**What is expected:** Work out how many lines of the listing hold the string "geweest", then answer with that number and nothing else.

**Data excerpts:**
# # # # #

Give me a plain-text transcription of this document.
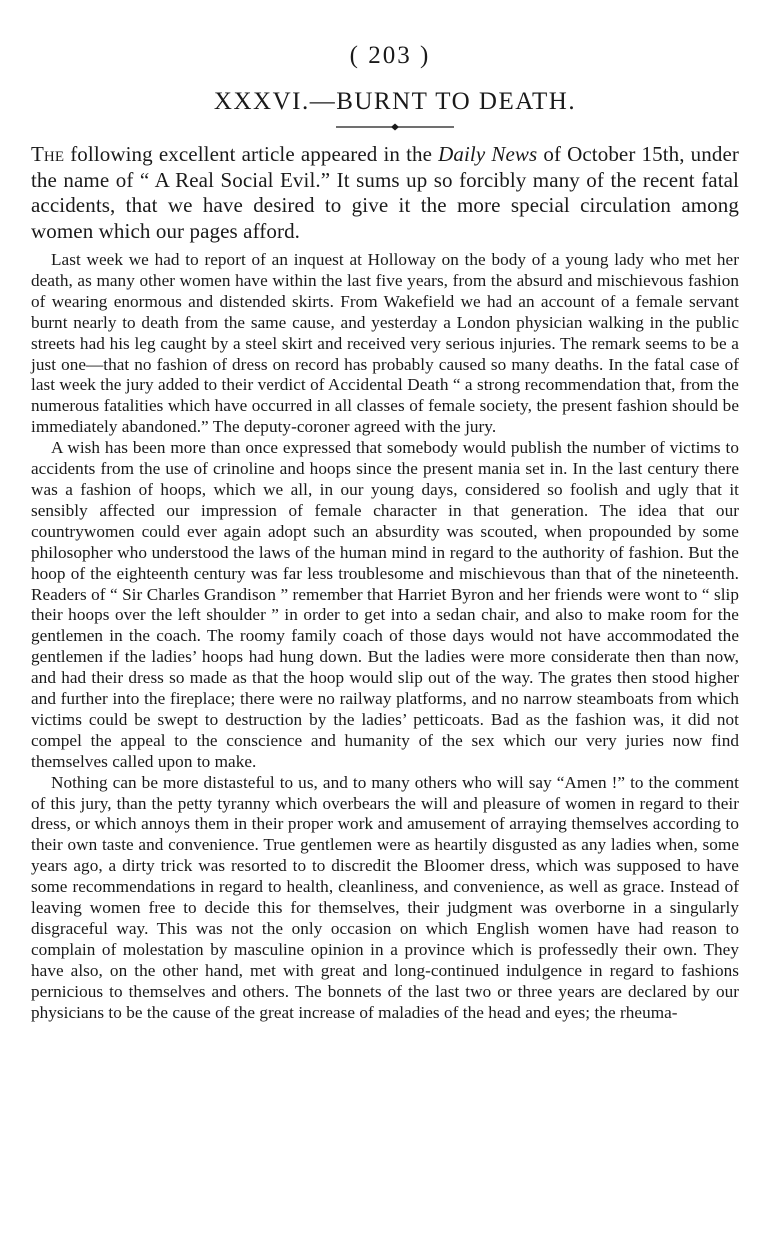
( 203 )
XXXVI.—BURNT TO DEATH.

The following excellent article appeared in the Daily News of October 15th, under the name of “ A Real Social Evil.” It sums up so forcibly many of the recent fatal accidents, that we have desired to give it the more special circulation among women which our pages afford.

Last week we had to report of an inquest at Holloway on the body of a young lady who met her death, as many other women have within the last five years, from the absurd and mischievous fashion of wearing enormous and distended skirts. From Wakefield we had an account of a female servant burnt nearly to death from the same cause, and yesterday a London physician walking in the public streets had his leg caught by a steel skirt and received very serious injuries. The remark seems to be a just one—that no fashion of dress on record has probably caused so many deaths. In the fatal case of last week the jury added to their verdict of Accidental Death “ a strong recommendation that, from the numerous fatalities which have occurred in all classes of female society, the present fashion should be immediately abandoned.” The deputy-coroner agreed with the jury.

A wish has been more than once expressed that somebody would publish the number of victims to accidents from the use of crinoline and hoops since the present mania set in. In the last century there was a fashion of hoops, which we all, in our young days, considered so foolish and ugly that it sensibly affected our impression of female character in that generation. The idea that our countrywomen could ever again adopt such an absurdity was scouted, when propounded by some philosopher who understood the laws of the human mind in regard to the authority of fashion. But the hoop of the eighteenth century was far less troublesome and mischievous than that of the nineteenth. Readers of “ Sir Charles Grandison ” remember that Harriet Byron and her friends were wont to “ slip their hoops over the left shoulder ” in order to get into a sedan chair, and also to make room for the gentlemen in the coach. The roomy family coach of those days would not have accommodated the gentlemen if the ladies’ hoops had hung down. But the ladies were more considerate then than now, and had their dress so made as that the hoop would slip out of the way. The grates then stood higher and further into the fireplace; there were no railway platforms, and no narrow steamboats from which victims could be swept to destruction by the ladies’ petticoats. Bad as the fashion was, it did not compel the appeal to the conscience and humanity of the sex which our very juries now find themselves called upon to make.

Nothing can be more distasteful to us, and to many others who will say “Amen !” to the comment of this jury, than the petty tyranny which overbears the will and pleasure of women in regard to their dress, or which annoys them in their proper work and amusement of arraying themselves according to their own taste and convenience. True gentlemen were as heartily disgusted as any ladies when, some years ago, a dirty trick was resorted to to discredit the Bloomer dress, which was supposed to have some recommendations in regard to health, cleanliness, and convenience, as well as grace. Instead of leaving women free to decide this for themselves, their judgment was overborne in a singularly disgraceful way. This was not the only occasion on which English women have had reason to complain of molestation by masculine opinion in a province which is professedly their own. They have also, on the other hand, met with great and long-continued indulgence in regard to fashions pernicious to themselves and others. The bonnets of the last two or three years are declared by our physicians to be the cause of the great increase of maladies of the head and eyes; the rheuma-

# # # # #

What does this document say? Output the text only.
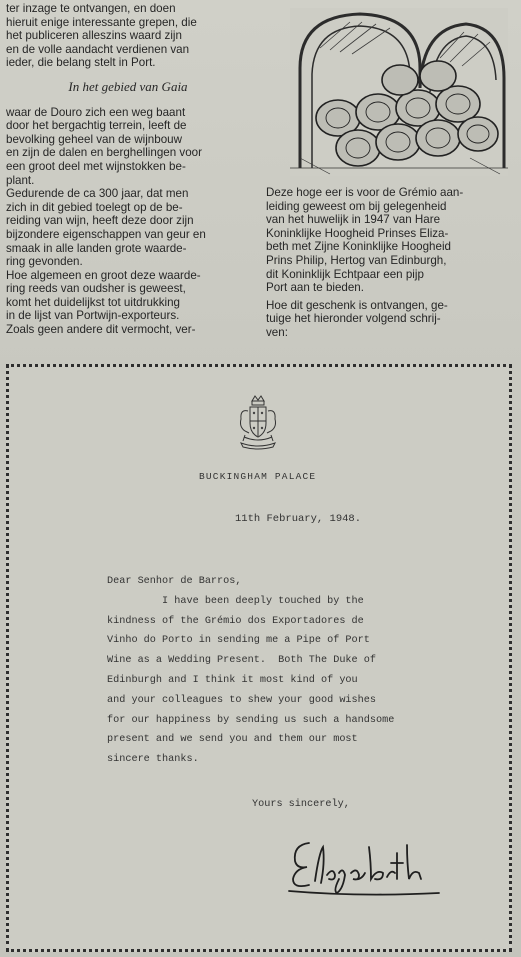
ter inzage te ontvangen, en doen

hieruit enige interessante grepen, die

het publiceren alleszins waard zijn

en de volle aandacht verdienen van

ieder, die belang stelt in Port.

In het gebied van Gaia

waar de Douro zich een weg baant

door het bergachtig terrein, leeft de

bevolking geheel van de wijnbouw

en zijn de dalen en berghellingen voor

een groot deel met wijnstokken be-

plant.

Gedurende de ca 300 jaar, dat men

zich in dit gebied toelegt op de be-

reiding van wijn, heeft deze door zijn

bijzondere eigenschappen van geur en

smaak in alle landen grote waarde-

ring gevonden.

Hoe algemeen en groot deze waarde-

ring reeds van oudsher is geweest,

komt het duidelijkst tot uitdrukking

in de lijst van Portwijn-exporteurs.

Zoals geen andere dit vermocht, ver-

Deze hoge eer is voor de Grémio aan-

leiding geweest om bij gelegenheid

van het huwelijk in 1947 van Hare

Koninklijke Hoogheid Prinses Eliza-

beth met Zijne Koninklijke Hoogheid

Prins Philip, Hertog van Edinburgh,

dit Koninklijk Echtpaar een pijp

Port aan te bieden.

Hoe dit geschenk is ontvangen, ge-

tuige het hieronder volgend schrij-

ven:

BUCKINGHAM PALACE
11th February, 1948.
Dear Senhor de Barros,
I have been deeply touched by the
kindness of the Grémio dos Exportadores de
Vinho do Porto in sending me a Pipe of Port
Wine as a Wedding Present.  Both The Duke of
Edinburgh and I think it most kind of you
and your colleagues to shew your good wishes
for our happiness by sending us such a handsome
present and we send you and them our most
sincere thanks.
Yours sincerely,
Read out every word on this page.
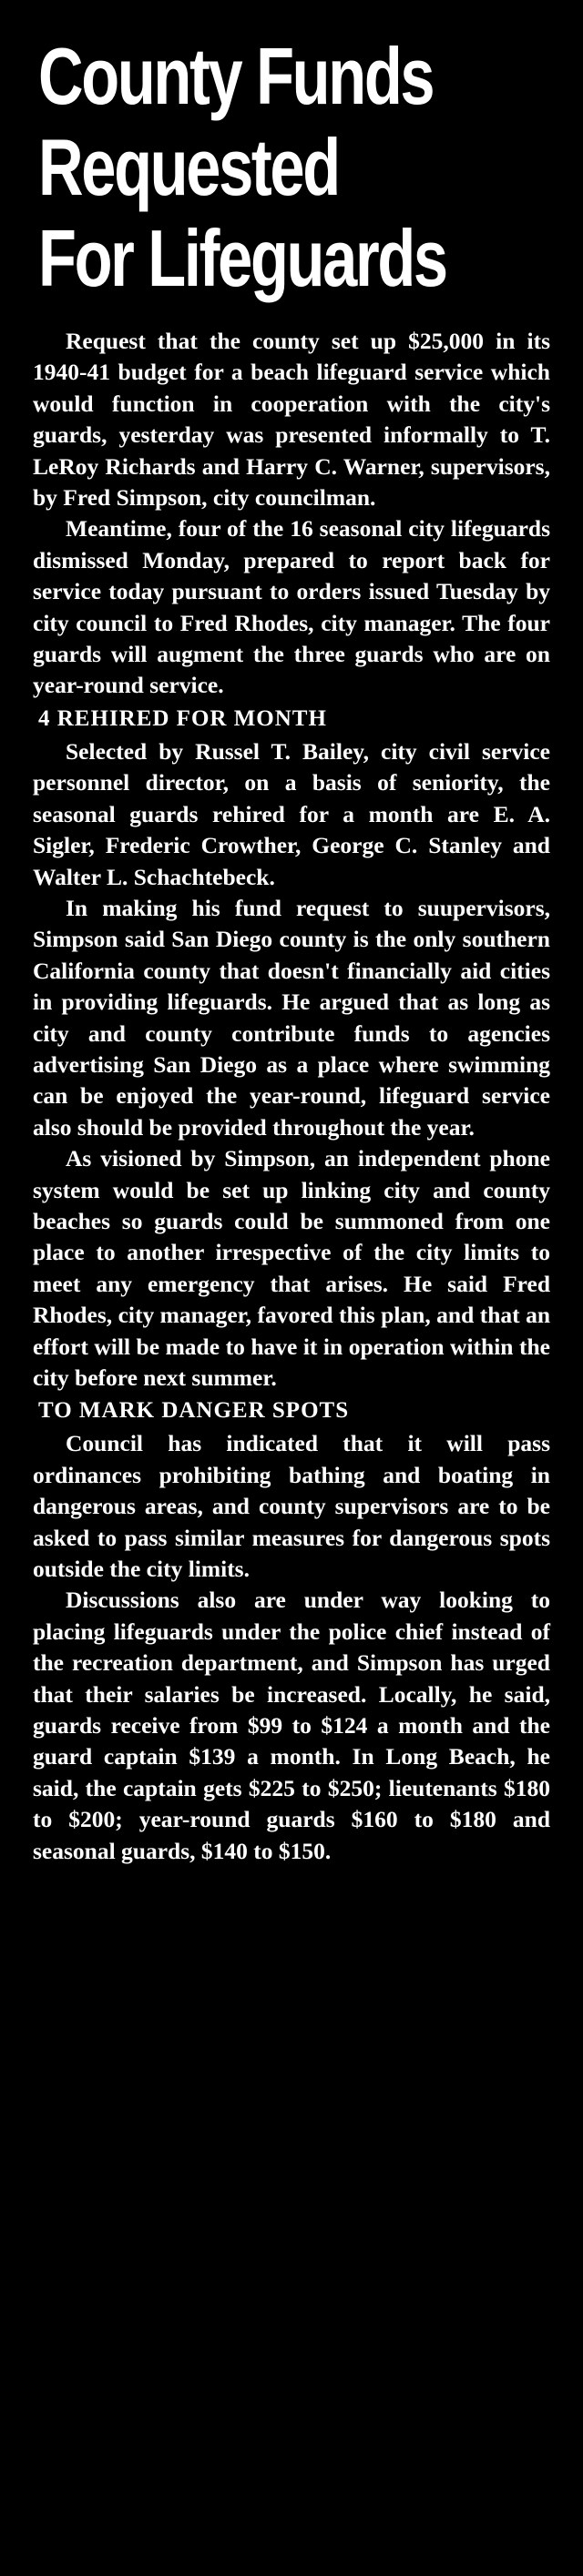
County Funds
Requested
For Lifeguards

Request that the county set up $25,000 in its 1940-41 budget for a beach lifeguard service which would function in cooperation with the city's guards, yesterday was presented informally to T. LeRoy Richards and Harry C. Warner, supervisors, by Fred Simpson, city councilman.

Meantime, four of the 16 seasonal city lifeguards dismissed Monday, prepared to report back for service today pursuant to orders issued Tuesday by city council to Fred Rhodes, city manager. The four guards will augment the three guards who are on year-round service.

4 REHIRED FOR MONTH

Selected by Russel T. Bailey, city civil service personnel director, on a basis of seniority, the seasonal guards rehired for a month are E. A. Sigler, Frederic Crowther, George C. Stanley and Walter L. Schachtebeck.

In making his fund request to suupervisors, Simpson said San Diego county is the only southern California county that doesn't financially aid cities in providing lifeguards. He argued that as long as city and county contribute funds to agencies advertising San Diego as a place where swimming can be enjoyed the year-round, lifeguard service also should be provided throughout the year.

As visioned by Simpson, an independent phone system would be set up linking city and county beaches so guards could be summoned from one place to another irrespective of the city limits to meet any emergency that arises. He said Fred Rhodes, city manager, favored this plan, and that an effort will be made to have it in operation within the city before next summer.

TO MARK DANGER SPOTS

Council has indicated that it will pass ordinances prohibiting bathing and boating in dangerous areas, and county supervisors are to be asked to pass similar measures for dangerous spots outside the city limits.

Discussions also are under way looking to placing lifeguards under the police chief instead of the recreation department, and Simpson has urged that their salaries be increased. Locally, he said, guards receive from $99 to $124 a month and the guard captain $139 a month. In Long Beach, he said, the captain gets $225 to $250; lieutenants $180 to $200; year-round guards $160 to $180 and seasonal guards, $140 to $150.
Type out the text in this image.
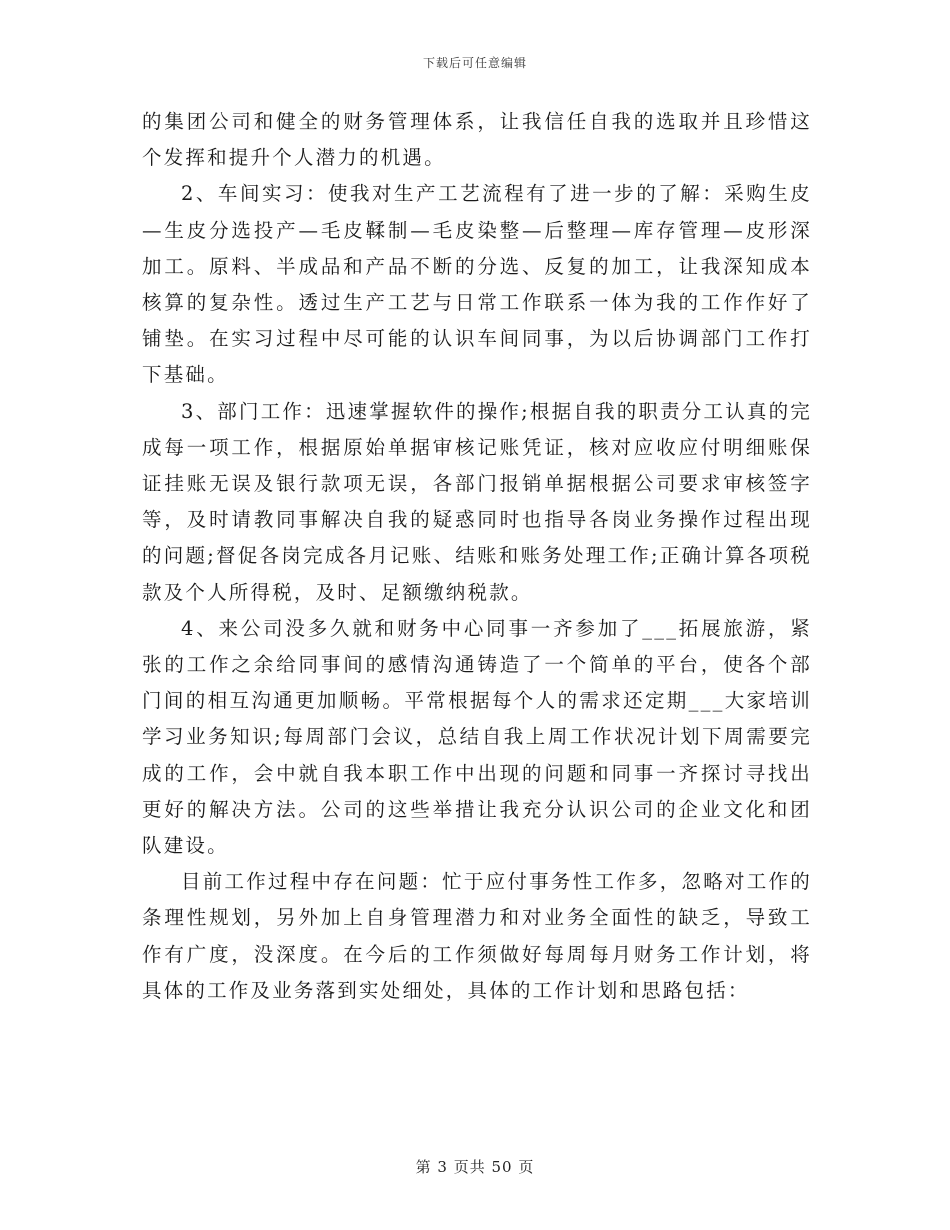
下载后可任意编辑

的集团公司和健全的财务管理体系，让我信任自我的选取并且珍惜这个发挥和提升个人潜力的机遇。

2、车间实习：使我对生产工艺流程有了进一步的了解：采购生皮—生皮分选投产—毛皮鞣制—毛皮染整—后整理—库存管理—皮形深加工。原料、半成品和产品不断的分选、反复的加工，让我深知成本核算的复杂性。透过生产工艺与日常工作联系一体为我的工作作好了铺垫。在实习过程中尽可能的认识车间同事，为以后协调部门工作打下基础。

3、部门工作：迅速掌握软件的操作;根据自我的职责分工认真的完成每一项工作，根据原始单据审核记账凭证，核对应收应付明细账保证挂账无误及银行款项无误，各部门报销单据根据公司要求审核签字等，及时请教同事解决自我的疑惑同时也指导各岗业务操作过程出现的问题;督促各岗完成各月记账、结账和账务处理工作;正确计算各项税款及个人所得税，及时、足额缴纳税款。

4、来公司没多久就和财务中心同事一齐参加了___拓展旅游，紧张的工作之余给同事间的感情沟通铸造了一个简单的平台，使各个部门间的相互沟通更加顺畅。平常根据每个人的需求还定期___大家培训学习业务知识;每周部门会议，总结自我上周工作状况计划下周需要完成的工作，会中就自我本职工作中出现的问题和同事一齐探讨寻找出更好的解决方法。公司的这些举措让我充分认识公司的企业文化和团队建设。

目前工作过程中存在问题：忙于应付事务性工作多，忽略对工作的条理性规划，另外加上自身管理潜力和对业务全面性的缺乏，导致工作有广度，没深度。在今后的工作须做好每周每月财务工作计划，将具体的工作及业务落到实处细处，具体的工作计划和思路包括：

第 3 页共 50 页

# # # # #

**Result:** 2